* start Data section *

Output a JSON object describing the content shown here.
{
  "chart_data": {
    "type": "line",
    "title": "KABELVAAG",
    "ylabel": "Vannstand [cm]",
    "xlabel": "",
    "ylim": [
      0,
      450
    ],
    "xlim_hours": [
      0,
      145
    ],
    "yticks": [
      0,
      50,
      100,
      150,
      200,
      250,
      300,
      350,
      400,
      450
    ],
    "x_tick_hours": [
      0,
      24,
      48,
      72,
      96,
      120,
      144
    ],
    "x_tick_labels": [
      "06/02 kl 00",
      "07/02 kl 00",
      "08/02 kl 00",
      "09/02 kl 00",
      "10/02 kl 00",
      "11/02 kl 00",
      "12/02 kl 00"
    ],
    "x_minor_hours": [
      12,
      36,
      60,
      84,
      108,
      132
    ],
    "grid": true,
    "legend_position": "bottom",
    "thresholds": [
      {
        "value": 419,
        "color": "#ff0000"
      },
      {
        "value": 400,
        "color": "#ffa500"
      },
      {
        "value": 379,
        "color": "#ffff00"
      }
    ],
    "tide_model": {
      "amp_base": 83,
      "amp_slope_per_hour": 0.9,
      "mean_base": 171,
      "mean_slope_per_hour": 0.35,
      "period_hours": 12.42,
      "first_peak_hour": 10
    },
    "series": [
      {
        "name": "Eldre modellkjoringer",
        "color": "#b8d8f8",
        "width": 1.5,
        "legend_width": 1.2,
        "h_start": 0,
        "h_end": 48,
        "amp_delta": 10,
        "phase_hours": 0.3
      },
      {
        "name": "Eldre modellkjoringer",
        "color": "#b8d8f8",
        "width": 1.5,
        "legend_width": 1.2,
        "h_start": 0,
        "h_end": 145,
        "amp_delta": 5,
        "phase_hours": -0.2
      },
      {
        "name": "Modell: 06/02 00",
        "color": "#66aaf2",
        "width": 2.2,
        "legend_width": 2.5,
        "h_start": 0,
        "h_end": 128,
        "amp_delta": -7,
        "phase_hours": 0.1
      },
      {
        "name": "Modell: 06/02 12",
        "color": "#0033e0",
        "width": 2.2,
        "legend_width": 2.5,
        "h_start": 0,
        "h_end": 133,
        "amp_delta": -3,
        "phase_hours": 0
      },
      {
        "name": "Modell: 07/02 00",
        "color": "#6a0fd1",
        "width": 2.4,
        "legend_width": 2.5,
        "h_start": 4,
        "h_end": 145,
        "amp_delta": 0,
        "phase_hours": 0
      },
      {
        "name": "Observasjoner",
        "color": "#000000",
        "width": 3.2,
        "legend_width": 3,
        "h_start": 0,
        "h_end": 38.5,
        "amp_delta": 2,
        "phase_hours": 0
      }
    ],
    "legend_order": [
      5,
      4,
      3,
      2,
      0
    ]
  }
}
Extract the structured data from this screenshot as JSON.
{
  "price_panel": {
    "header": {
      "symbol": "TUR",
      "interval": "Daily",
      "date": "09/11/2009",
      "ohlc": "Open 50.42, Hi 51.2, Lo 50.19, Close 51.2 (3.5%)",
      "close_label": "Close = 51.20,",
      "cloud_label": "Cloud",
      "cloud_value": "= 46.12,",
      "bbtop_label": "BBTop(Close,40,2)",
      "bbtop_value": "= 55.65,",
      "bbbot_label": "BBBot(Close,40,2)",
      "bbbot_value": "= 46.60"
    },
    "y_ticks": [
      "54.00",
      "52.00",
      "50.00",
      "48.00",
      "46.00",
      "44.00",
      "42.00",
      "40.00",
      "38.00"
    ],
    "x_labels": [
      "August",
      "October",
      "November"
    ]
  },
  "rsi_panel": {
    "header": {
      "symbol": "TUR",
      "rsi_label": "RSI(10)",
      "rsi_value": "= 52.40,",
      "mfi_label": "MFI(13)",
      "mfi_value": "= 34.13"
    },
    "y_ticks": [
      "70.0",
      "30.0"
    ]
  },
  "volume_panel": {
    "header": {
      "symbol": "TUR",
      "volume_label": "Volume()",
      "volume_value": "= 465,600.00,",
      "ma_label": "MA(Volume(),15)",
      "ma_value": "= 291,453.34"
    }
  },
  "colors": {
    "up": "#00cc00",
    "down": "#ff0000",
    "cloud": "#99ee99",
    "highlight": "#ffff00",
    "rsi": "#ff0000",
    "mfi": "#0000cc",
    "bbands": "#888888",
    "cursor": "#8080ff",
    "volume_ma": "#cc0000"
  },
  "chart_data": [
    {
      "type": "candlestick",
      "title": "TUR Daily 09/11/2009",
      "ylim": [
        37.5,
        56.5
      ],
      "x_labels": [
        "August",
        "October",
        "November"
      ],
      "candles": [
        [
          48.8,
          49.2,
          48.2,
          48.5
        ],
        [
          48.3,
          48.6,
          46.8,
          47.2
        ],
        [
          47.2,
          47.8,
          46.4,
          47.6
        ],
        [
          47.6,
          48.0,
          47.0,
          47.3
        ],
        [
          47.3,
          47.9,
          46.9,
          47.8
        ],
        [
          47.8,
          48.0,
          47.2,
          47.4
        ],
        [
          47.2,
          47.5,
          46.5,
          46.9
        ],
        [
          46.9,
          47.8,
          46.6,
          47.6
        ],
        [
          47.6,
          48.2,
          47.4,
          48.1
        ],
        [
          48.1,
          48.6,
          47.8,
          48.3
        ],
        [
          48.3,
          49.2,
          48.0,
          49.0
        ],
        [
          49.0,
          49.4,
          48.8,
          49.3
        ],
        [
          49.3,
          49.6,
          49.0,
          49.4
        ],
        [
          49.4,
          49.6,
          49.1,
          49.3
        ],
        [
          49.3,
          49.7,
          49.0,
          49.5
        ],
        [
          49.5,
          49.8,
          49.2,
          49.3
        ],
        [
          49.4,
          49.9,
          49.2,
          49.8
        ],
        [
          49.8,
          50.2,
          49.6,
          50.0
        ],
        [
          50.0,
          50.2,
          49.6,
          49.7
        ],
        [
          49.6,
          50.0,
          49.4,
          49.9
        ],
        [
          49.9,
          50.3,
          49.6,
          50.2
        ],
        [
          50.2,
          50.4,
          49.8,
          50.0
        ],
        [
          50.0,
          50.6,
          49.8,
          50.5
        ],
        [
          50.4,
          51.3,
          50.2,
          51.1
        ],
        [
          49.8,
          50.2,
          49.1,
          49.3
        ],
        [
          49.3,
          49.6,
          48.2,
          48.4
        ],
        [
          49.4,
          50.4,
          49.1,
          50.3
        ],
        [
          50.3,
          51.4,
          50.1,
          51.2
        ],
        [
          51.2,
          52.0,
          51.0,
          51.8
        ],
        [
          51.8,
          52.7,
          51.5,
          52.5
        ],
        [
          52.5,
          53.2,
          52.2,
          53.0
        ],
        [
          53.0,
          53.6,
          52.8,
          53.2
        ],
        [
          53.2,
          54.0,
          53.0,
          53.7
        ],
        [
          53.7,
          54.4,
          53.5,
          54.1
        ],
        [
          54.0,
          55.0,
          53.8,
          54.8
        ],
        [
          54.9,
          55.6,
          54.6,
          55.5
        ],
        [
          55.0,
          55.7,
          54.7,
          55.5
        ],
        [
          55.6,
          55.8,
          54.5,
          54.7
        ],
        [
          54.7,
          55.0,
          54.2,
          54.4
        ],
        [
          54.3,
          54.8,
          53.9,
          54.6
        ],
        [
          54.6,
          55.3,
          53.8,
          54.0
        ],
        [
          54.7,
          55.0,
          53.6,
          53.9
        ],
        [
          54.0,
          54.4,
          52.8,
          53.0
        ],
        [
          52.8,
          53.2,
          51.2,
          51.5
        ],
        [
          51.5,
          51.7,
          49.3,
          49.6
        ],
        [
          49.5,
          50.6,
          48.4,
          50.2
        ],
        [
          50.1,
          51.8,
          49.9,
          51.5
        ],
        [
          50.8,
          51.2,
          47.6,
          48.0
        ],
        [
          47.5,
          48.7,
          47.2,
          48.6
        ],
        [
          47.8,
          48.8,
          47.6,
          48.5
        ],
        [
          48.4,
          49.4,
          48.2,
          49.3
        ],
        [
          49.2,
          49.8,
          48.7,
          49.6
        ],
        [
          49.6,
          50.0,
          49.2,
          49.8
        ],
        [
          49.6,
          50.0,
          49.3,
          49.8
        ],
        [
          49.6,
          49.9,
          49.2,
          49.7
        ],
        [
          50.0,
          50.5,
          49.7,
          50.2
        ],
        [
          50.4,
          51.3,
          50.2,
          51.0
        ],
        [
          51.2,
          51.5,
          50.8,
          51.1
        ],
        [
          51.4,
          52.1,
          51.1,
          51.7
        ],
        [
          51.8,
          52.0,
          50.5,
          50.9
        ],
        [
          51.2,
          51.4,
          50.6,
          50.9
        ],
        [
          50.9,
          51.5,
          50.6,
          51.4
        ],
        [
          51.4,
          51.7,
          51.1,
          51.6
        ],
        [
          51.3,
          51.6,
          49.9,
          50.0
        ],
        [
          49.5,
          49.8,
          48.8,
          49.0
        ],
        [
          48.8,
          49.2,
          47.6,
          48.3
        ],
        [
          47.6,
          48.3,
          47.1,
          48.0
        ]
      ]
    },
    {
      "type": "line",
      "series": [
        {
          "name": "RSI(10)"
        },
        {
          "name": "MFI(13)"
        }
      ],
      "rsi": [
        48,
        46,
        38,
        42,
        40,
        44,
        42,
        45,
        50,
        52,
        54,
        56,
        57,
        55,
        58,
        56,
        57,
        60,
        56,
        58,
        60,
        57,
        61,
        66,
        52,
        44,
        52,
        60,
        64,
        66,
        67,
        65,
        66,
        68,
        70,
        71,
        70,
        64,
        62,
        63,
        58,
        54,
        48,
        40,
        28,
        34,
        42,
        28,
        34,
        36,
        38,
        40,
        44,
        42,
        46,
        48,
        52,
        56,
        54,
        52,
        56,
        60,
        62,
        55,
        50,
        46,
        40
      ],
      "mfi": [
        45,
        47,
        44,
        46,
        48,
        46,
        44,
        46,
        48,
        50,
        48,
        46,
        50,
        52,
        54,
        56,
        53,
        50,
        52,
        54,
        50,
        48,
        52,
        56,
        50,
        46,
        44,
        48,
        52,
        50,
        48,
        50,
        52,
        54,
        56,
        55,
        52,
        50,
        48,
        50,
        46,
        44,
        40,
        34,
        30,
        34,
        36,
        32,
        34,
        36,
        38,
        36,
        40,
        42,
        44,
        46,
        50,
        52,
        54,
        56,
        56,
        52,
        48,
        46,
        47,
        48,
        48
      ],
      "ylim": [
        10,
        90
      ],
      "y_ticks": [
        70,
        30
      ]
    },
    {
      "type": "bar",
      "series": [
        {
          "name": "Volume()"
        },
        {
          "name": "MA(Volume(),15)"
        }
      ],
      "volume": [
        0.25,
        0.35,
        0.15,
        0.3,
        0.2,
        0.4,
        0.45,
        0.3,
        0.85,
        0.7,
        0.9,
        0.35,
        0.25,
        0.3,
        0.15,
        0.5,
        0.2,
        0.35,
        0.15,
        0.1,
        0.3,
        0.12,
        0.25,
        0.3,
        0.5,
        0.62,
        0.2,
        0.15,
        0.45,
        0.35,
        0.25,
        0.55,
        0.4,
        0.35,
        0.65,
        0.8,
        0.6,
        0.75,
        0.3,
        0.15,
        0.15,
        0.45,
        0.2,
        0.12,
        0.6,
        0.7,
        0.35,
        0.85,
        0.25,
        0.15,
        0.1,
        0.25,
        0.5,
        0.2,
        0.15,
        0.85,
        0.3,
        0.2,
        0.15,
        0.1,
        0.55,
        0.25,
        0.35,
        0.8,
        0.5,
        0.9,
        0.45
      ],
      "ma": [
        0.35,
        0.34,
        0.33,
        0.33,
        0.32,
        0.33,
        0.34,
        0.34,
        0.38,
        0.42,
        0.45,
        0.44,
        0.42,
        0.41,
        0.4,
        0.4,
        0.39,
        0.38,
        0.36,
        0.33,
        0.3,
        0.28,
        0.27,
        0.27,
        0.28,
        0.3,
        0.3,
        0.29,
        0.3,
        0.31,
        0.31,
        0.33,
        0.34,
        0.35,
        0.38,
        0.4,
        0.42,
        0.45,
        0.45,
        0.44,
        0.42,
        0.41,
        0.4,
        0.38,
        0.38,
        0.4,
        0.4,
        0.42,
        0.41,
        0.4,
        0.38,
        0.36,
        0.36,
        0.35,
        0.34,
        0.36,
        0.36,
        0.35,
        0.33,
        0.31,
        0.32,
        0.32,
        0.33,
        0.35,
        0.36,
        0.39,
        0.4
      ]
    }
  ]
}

* end Data section *

## Exercise goal
Work out how many lines above contain the word "title". Give only the number.

## Exercise solution
2